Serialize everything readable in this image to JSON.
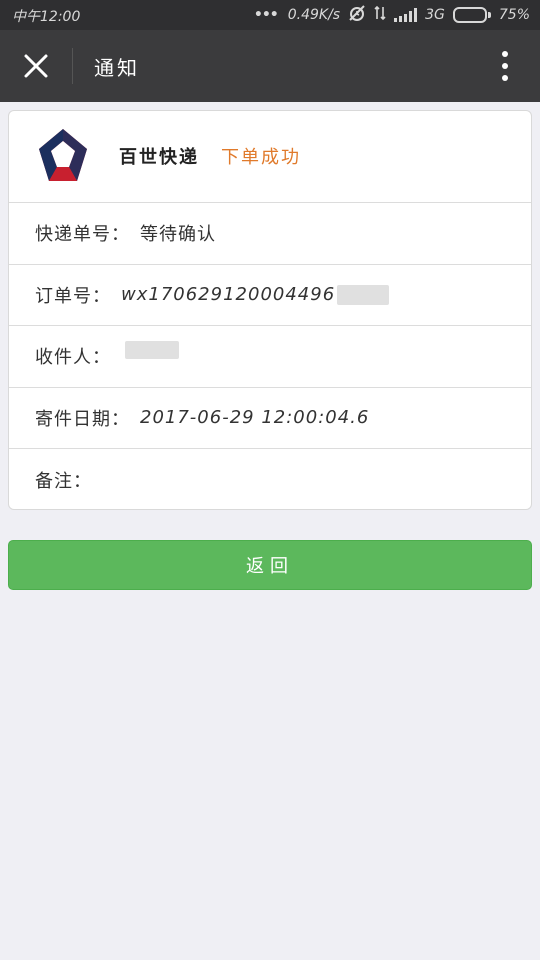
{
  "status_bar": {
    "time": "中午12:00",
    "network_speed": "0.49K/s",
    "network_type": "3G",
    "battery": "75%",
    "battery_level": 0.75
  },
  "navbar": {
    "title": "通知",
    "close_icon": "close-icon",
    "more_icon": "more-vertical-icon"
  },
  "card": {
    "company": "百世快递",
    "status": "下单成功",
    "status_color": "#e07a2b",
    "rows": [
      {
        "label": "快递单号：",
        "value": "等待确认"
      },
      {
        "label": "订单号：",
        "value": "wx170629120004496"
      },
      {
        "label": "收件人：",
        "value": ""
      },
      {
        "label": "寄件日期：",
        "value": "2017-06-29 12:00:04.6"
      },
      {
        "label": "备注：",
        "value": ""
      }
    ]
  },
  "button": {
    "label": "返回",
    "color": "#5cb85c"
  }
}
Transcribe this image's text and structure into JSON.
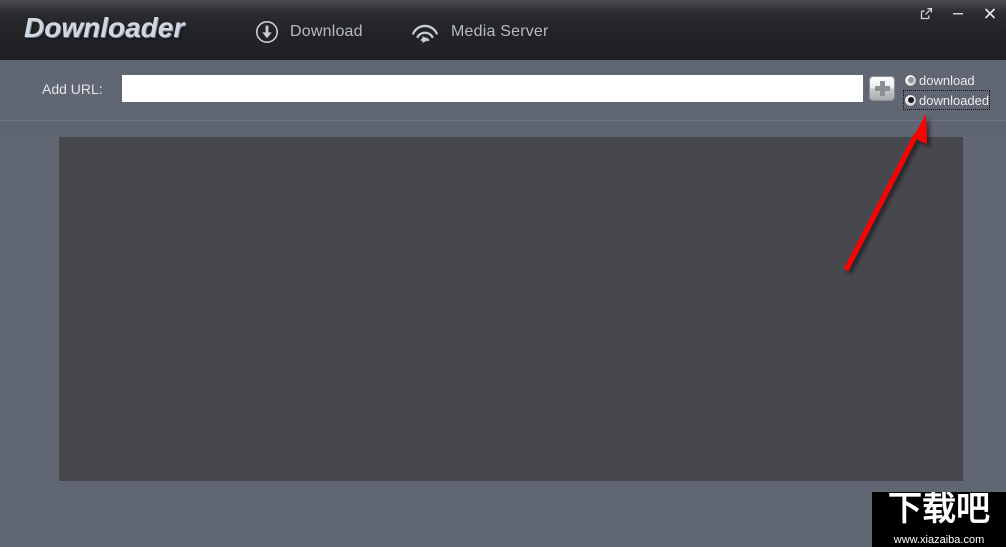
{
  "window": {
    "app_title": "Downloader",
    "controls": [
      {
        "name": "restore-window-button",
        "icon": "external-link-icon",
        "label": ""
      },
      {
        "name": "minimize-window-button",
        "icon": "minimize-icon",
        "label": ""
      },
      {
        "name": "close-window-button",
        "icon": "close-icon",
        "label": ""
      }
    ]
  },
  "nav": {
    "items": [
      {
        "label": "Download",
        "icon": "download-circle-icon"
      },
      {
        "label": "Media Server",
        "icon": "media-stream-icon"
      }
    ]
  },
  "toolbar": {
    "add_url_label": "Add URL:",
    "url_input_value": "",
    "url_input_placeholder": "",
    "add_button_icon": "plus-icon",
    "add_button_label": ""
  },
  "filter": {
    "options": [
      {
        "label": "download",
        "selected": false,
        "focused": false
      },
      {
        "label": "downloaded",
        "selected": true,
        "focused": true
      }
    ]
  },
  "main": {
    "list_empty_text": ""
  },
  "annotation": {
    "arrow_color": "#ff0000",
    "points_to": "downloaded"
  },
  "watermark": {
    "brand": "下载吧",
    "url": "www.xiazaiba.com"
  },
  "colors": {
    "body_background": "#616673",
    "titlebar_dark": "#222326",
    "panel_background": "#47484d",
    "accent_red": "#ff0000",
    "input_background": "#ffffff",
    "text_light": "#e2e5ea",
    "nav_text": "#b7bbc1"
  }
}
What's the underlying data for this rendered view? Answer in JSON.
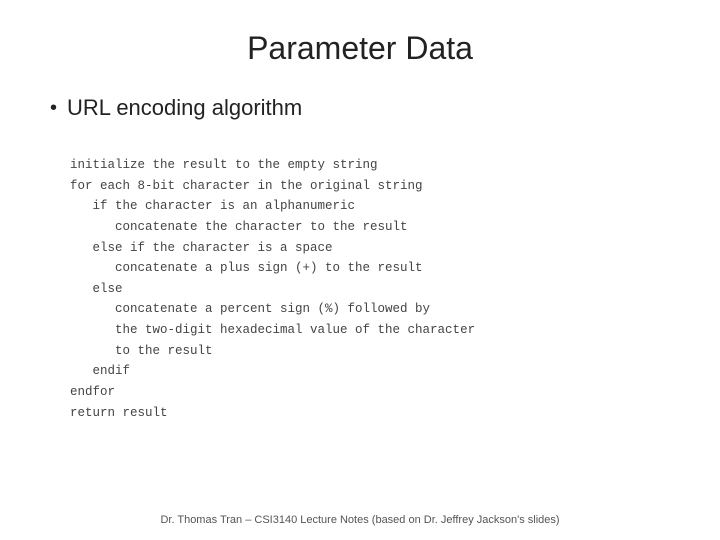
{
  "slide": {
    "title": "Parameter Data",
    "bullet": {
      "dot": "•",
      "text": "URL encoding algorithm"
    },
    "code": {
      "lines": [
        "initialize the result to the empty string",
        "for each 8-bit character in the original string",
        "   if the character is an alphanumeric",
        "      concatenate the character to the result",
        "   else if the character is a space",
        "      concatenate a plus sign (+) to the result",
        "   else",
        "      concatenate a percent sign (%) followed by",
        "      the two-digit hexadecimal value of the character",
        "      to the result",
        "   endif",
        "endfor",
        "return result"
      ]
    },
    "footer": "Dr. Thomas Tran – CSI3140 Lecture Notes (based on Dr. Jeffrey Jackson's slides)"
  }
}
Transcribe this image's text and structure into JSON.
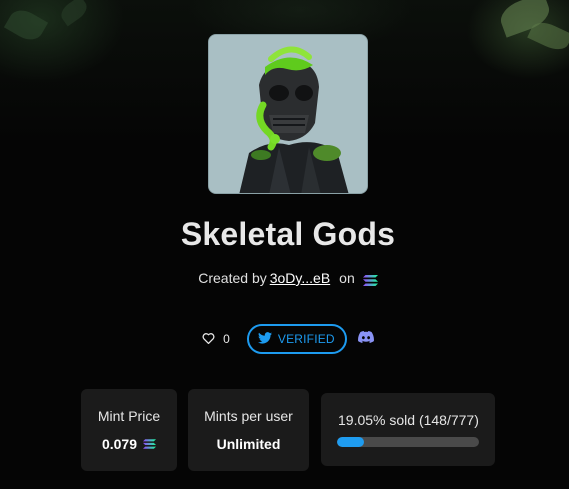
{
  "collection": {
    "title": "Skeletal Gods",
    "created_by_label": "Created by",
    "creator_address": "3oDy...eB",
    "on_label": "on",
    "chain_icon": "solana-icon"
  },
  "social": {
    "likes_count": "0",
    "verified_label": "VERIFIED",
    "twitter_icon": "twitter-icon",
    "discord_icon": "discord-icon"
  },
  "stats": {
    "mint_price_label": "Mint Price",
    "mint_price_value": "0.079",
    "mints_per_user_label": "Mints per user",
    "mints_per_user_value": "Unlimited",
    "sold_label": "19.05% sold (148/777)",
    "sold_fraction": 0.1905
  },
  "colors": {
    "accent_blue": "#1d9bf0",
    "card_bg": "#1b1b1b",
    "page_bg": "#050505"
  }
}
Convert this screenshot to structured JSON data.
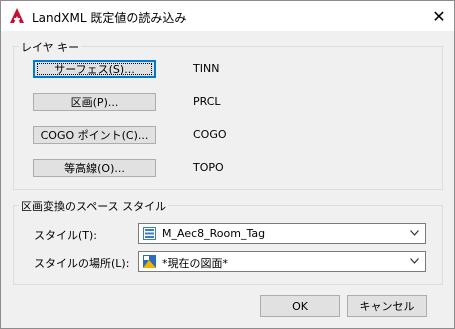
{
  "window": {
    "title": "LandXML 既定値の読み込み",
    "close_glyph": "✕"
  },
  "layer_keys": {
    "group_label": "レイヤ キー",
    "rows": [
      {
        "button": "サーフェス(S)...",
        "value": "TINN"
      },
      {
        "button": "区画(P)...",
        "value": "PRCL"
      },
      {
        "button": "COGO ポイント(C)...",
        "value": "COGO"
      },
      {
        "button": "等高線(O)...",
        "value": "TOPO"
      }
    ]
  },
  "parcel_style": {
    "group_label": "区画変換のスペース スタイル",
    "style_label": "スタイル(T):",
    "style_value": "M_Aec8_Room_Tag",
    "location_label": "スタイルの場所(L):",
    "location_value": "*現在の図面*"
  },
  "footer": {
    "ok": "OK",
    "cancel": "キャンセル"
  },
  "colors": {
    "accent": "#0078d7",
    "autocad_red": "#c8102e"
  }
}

**Task:** State, as a bare number, how many lines of the listing hold the word "this".

**Full solution:** 5